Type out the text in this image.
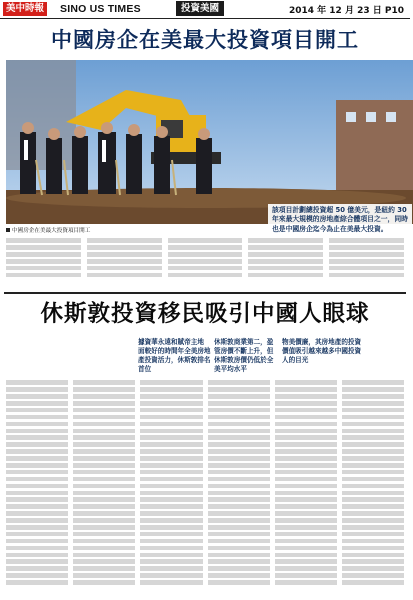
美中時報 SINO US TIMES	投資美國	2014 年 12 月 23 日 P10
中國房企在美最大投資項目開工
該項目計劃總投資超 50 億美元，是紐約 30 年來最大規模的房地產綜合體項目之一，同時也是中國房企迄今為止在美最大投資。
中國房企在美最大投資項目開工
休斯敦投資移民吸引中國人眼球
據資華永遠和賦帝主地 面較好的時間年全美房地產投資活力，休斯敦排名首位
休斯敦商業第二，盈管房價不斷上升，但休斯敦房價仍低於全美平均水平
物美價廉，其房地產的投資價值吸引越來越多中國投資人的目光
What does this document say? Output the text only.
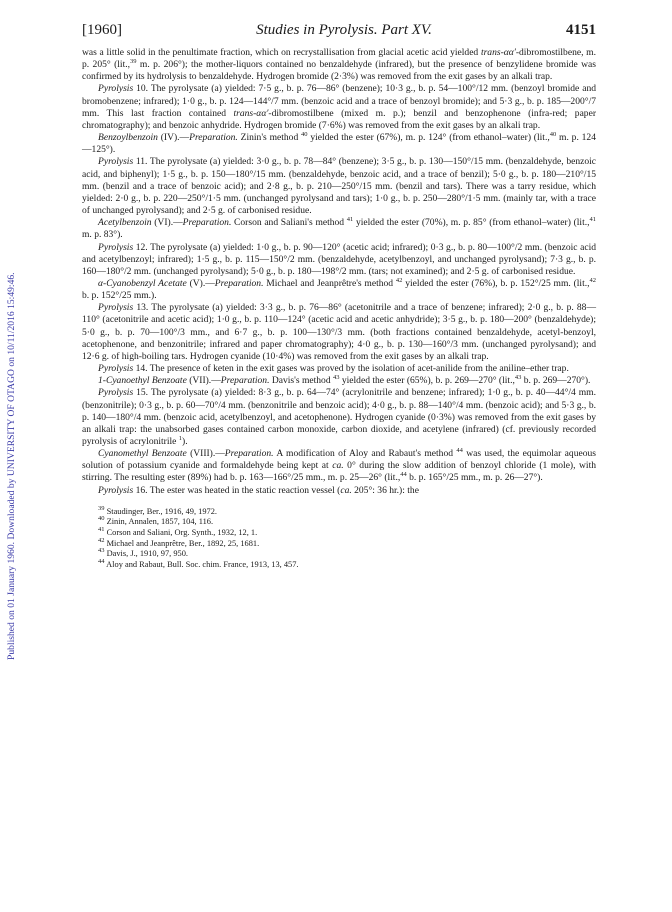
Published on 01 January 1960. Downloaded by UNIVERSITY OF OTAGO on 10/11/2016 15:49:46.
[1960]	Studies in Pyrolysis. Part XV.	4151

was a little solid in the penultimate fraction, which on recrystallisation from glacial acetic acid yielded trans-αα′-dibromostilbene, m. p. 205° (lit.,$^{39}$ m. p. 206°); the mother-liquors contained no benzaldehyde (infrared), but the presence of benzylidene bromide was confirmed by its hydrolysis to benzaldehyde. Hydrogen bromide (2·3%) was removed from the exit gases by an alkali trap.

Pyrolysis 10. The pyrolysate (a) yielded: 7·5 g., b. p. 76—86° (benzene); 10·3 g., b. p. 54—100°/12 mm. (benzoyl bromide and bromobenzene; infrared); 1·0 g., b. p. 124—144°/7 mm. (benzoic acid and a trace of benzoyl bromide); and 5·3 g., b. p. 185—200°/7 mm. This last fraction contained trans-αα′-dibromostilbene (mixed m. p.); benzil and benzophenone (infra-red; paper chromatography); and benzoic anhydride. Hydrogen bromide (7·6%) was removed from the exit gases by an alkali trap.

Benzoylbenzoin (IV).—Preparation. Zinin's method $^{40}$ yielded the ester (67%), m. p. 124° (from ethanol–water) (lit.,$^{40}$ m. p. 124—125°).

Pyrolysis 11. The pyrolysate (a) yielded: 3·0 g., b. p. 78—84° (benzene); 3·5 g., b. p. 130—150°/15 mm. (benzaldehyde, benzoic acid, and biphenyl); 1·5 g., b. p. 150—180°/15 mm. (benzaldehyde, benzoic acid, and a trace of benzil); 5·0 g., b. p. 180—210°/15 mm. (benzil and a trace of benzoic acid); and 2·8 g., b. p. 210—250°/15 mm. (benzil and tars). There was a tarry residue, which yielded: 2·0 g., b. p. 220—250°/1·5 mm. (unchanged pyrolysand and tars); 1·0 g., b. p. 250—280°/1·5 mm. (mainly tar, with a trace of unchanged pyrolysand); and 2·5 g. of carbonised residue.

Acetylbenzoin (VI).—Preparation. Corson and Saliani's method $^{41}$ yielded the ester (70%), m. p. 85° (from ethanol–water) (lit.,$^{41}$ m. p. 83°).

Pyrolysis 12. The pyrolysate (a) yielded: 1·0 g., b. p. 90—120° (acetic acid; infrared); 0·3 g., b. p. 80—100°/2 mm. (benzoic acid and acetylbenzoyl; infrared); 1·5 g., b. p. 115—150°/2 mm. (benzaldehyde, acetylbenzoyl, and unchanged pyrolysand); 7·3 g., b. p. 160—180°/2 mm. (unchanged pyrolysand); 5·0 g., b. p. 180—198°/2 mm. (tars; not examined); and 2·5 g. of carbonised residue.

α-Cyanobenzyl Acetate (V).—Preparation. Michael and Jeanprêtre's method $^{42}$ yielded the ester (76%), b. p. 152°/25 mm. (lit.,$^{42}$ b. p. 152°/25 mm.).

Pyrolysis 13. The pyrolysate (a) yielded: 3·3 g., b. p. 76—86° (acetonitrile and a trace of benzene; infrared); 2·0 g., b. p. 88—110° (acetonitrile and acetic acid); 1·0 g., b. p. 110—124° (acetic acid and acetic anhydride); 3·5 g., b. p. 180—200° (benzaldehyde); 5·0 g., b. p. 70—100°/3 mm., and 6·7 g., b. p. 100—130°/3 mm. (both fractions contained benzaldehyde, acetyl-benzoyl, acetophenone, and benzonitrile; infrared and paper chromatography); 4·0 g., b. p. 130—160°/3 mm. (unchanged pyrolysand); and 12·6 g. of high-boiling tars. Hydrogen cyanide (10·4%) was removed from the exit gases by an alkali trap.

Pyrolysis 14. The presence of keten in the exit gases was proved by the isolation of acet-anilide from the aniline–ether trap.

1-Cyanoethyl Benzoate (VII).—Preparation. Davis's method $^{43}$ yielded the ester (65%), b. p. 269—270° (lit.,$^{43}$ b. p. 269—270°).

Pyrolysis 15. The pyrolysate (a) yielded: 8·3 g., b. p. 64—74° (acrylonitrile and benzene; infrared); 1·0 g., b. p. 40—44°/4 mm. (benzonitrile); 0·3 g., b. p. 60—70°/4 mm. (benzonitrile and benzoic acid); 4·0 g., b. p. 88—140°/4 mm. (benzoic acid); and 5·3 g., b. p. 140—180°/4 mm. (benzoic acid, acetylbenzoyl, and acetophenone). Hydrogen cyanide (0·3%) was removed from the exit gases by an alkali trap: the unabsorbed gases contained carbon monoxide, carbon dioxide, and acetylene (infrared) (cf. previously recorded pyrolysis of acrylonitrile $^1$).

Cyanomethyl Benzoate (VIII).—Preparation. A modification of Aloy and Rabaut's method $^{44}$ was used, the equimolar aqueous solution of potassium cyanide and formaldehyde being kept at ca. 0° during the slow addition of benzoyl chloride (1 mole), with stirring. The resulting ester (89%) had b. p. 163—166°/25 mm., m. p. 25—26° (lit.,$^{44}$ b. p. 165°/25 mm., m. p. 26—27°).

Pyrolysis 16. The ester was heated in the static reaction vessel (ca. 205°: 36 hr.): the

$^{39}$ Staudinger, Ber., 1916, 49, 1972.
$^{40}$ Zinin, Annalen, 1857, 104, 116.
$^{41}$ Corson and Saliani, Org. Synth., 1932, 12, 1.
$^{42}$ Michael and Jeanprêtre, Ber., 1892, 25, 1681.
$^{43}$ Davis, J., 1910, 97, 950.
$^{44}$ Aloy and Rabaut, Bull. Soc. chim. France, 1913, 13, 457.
====
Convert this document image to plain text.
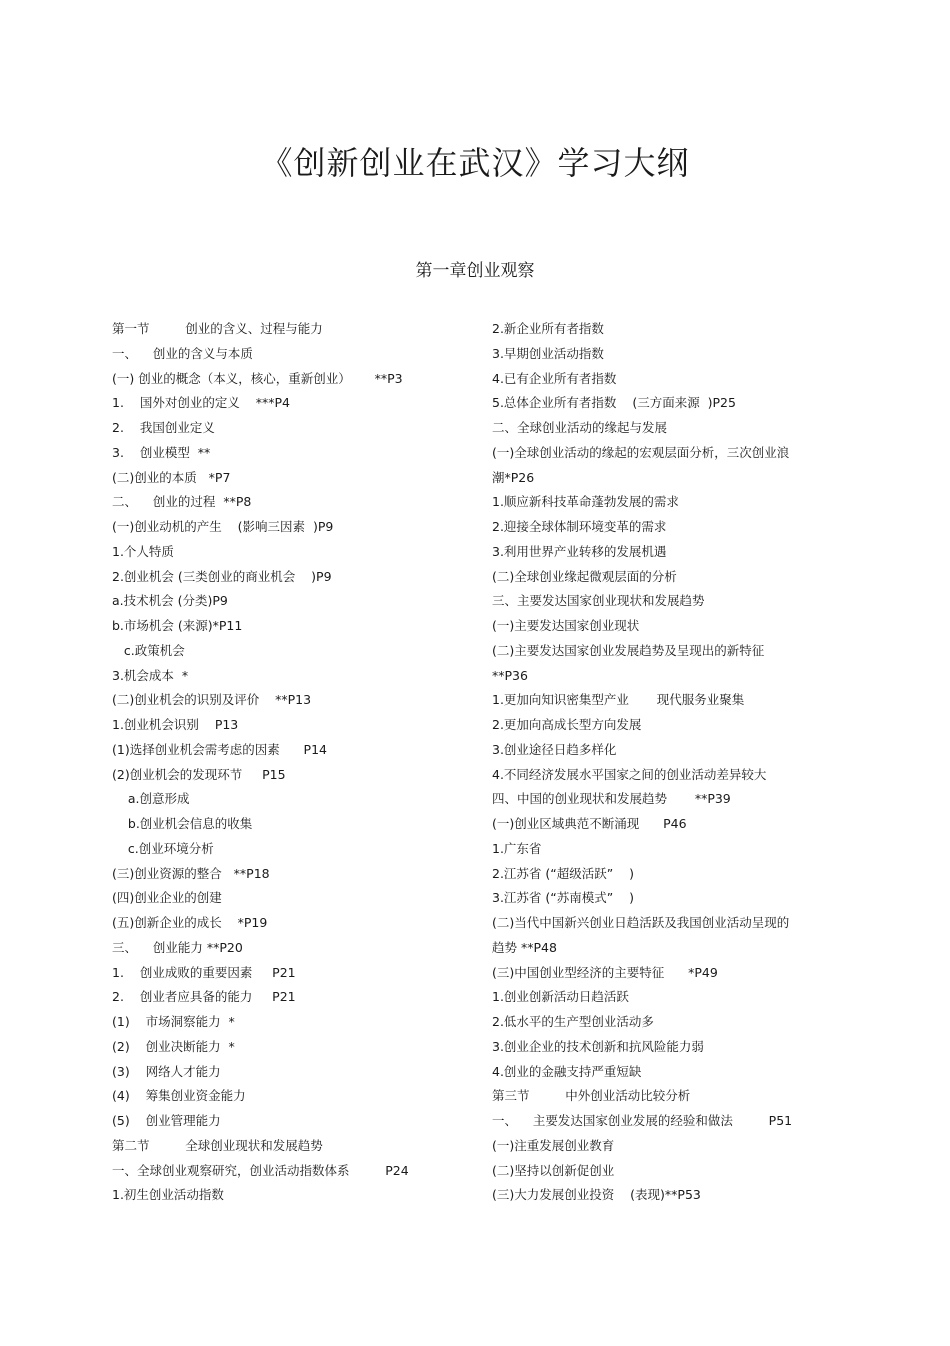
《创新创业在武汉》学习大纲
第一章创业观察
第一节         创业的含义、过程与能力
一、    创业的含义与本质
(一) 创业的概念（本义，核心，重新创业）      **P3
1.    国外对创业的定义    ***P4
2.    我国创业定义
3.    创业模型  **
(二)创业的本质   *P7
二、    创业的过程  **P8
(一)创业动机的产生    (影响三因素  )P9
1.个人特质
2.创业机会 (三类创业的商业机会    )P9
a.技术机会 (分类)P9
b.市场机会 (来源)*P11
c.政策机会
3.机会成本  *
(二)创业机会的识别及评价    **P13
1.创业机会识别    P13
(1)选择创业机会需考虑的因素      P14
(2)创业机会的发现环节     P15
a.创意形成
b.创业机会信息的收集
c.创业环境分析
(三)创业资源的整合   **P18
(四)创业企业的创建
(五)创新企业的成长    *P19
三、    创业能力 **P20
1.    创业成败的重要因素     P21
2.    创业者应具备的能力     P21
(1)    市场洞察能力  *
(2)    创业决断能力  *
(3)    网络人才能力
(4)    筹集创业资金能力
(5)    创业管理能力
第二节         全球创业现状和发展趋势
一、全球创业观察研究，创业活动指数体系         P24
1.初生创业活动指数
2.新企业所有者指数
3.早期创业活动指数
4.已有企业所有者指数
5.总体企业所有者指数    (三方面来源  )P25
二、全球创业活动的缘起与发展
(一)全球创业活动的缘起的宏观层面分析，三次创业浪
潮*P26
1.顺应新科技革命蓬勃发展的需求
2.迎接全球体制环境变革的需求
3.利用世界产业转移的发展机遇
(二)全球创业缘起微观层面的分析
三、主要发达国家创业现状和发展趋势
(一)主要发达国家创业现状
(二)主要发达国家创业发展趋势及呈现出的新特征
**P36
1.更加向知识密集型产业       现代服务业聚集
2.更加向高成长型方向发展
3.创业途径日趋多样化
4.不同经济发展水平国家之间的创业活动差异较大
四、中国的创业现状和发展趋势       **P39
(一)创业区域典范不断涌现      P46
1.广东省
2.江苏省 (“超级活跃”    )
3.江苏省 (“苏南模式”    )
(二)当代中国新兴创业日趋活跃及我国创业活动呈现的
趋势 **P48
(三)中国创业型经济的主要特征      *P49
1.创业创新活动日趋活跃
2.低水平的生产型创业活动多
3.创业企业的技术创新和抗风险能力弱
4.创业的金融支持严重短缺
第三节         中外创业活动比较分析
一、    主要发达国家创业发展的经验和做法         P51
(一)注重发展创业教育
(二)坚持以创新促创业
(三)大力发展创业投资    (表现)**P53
====
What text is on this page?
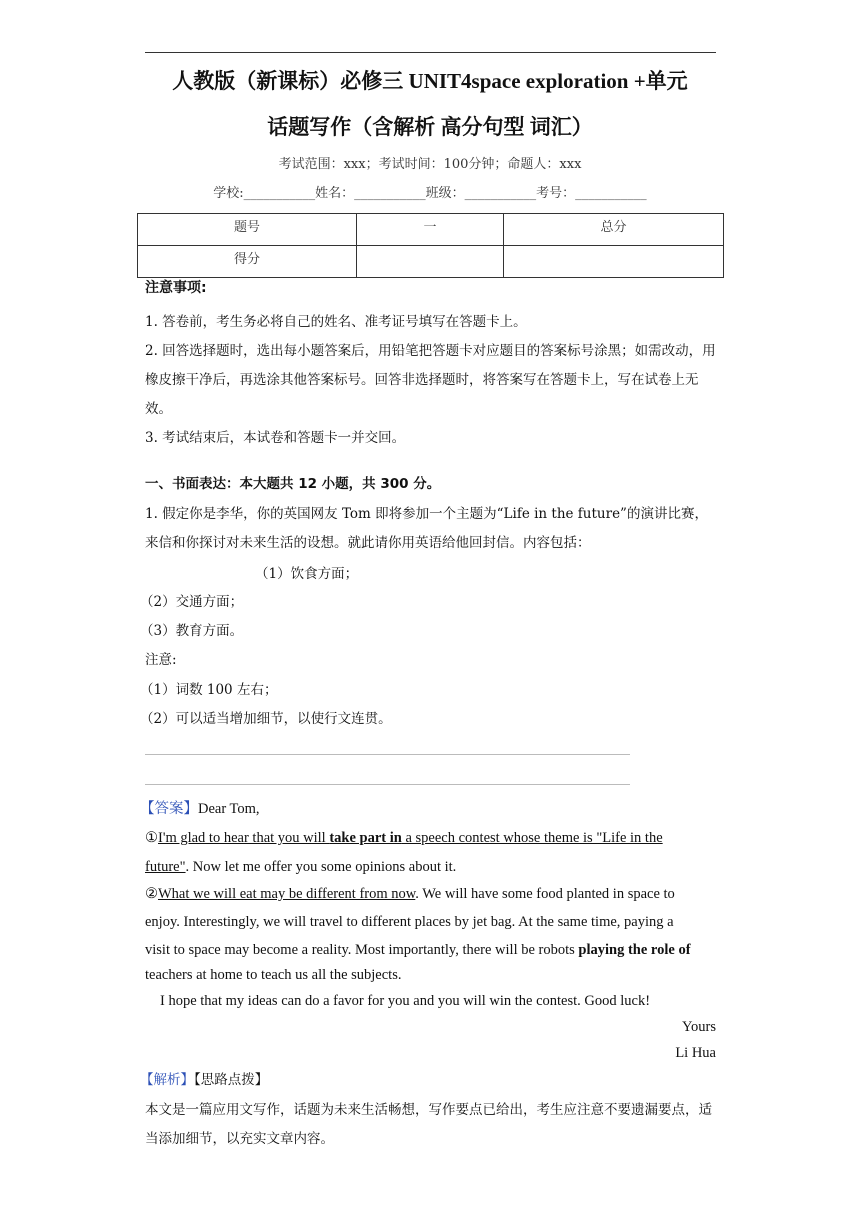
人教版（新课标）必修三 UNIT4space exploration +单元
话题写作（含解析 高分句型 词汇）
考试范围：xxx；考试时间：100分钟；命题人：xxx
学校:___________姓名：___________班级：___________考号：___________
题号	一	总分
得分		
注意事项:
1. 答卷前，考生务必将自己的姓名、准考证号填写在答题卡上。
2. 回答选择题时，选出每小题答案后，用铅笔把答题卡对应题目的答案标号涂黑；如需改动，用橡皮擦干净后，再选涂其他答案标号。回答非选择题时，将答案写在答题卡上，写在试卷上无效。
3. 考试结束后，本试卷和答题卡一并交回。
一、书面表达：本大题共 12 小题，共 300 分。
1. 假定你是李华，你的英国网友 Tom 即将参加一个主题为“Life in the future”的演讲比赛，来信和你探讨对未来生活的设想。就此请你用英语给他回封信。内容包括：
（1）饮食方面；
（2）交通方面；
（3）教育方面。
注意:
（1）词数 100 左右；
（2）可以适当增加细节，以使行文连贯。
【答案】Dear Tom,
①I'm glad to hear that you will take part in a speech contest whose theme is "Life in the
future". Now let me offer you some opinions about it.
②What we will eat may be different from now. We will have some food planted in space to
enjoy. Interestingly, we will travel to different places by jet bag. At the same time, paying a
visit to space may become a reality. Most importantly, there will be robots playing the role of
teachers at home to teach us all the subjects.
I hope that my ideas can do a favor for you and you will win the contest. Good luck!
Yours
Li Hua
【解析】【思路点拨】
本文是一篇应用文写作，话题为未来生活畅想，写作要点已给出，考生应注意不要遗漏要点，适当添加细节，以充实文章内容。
====
→ **PROBLEM REQUIREMENTS**:
From the entries above, copy out every line where the string "water" appears.

→ **EXPECTED ANSWER**:
Benzoylbenzoin (IV).—Preparation. Zinin's method $^{40}$ yielded the ester (67%), m. p. 124° (from ethanol–water) (lit.,$^{40}$ m. p. 124—125°).
Acetylbenzoin (VI).—Preparation. Corson and Saliani's method $^{41}$ yielded the ester (70%), m. p. 85° (from ethanol–water) (lit.,$^{41}$ m. p. 83°).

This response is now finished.